§ What the task asks:
Produce an exact copy of all the data below, dropping every image.

§ Stored entries:
***
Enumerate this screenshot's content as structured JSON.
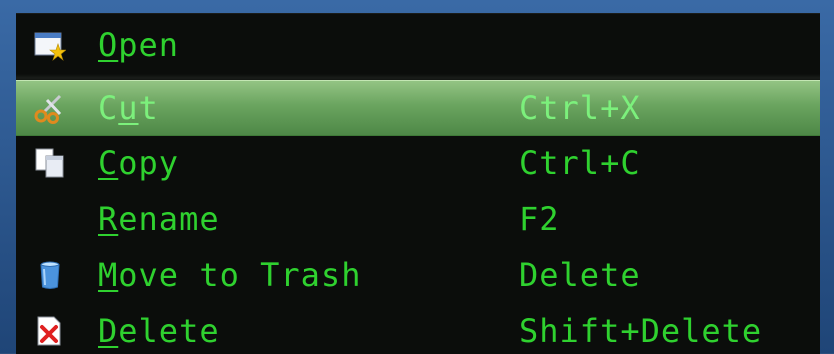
{
  "menu": {
    "items": [
      {
        "pre": "",
        "mn": "O",
        "post": "pen",
        "accel": "",
        "icon": "open-window-icon"
      },
      {
        "pre": "C",
        "mn": "u",
        "post": "t",
        "accel": "Ctrl+X",
        "icon": "scissors-icon",
        "highlighted": true
      },
      {
        "pre": "",
        "mn": "C",
        "post": "opy",
        "accel": "Ctrl+C",
        "icon": "copy-documents-icon"
      },
      {
        "pre": "",
        "mn": "R",
        "post": "ename",
        "accel": "F2",
        "icon": ""
      },
      {
        "pre": "",
        "mn": "M",
        "post": "ove to Trash",
        "accel": "Delete",
        "icon": "trash-can-icon"
      },
      {
        "pre": "",
        "mn": "D",
        "post": "elete",
        "accel": "Shift+Delete",
        "icon": "delete-red-x-icon"
      }
    ]
  },
  "colors": {
    "text": "#2fd12f",
    "highlight_text": "#7cf07c",
    "menu_background": "#0b0d0b",
    "highlight_background": "#6aa45f",
    "frame": "#2d4f7c"
  }
}
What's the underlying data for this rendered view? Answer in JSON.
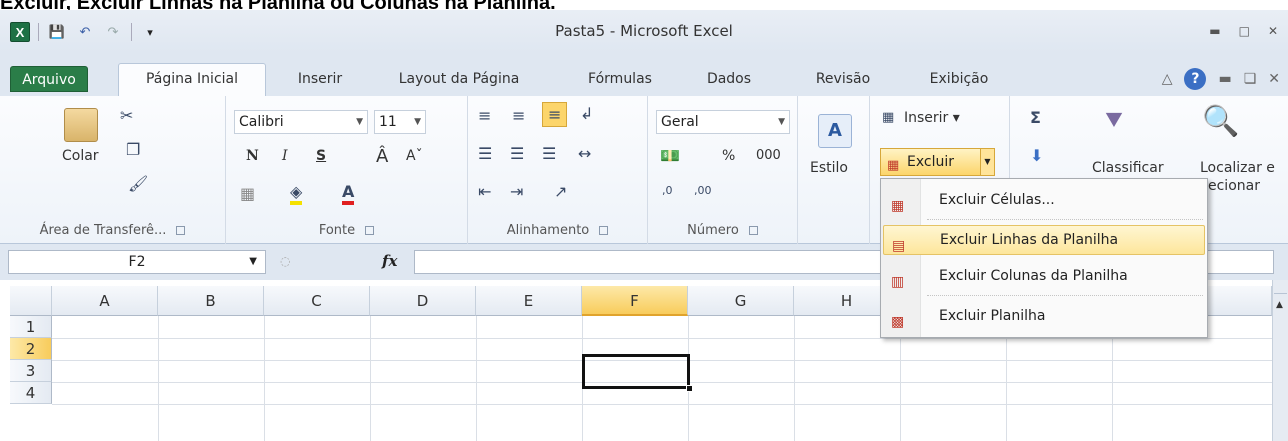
{
  "caption": "Excluir, Excluir Linhas na Planilha ou Colunas na Planilha.",
  "window": {
    "title": "Pasta5 - Microsoft Excel",
    "qat_icons": [
      "excel-logo-icon",
      "save-icon",
      "undo-icon",
      "redo-icon",
      "customize-qat-icon"
    ]
  },
  "tabs": [
    {
      "label": "Arquivo"
    },
    {
      "label": "Página Inicial"
    },
    {
      "label": "Inserir"
    },
    {
      "label": "Layout da Página"
    },
    {
      "label": "Fórmulas"
    },
    {
      "label": "Dados"
    },
    {
      "label": "Revisão"
    },
    {
      "label": "Exibição"
    }
  ],
  "ribbon": {
    "clipboard": {
      "label": "Área de Transferê...",
      "paste": "Colar"
    },
    "font": {
      "label": "Fonte",
      "name": "Calibri",
      "size": "11",
      "bold": "N",
      "italic": "I",
      "underline": "S"
    },
    "alignment": {
      "label": "Alinhamento"
    },
    "number": {
      "label": "Número",
      "format": "Geral",
      "percent": "%",
      "thousands": "000"
    },
    "styles": {
      "label": "Estilo"
    },
    "cells": {
      "insert": "Inserir",
      "delete": "Excluir"
    },
    "editing": {
      "sort": "Classificar",
      "find": "Localizar e",
      "find2": "ecionar"
    }
  },
  "formula_bar": {
    "namebox": "F2",
    "fx": "fx",
    "value": ""
  },
  "sheet": {
    "columns": [
      "A",
      "B",
      "C",
      "D",
      "E",
      "F",
      "G",
      "H"
    ],
    "rows": [
      "1",
      "2",
      "3",
      "4"
    ],
    "selected_cell": "F2"
  },
  "menu": {
    "items": [
      {
        "label": "Excluir Células...",
        "icon": "delete-cells-icon"
      },
      {
        "label": "Excluir Linhas da Planilha",
        "icon": "delete-rows-icon",
        "highlighted": true
      },
      {
        "label": "Excluir Colunas da Planilha",
        "icon": "delete-columns-icon"
      },
      {
        "label": "Excluir Planilha",
        "icon": "delete-sheet-icon"
      }
    ]
  },
  "colors": {
    "file_tab": "#2a7d48",
    "highlight": "#fde69b",
    "selected_header": "#f8cc5c"
  }
}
***
§ Right answer:
Enumerate this screenshot's content as structured JSON.
{
  "menu": {
    "items": [
      {
        "pre": "",
        "mn": "O",
        "post": "pen",
        "accel": "",
        "icon": "open-window-icon"
      },
      {
        "pre": "C",
        "mn": "u",
        "post": "t",
        "accel": "Ctrl+X",
        "icon": "scissors-icon",
        "highlighted": true
      },
      {
        "pre": "",
        "mn": "C",
        "post": "opy",
        "accel": "Ctrl+C",
        "icon": "copy-documents-icon"
      },
      {
        "pre": "",
        "mn": "R",
        "post": "ename",
        "accel": "F2",
        "icon": ""
      },
      {
        "pre": "",
        "mn": "M",
        "post": "ove to Trash",
        "accel": "Delete",
        "icon": "trash-can-icon"
      },
      {
        "pre": "",
        "mn": "D",
        "post": "elete",
        "accel": "Shift+Delete",
        "icon": "delete-red-x-icon"
      }
    ]
  },
  "colors": {
    "text": "#2fd12f",
    "highlight_text": "#7cf07c",
    "menu_background": "#0b0d0b",
    "highlight_background": "#6aa45f",
    "frame": "#2d4f7c"
  }
}
What's the underlying data for this rendered view? Answer in JSON.
{
  "caption": "Excluir, Excluir Linhas na Planilha ou Colunas na Planilha.",
  "window": {
    "title": "Pasta5 - Microsoft Excel",
    "qat_icons": [
      "excel-logo-icon",
      "save-icon",
      "undo-icon",
      "redo-icon",
      "customize-qat-icon"
    ]
  },
  "tabs": [
    {
      "label": "Arquivo"
    },
    {
      "label": "Página Inicial"
    },
    {
      "label": "Inserir"
    },
    {
      "label": "Layout da Página"
    },
    {
      "label": "Fórmulas"
    },
    {
      "label": "Dados"
    },
    {
      "label": "Revisão"
    },
    {
      "label": "Exibição"
    }
  ],
  "ribbon": {
    "clipboard": {
      "label": "Área de Transferê...",
      "paste": "Colar"
    },
    "font": {
      "label": "Fonte",
      "name": "Calibri",
      "size": "11",
      "bold": "N",
      "italic": "I",
      "underline": "S"
    },
    "alignment": {
      "label": "Alinhamento"
    },
    "number": {
      "label": "Número",
      "format": "Geral",
      "percent": "%",
      "thousands": "000"
    },
    "styles": {
      "label": "Estilo"
    },
    "cells": {
      "insert": "Inserir",
      "delete": "Excluir"
    },
    "editing": {
      "sort": "Classificar",
      "find": "Localizar e",
      "find2": "ecionar"
    }
  },
  "formula_bar": {
    "namebox": "F2",
    "fx": "fx",
    "value": ""
  },
  "sheet": {
    "columns": [
      "A",
      "B",
      "C",
      "D",
      "E",
      "F",
      "G",
      "H"
    ],
    "rows": [
      "1",
      "2",
      "3",
      "4"
    ],
    "selected_cell": "F2"
  },
  "menu": {
    "items": [
      {
        "label": "Excluir Células...",
        "icon": "delete-cells-icon"
      },
      {
        "label": "Excluir Linhas da Planilha",
        "icon": "delete-rows-icon",
        "highlighted": true
      },
      {
        "label": "Excluir Colunas da Planilha",
        "icon": "delete-columns-icon"
      },
      {
        "label": "Excluir Planilha",
        "icon": "delete-sheet-icon"
      }
    ]
  },
  "colors": {
    "file_tab": "#2a7d48",
    "highlight": "#fde69b",
    "selected_header": "#f8cc5c"
  }
}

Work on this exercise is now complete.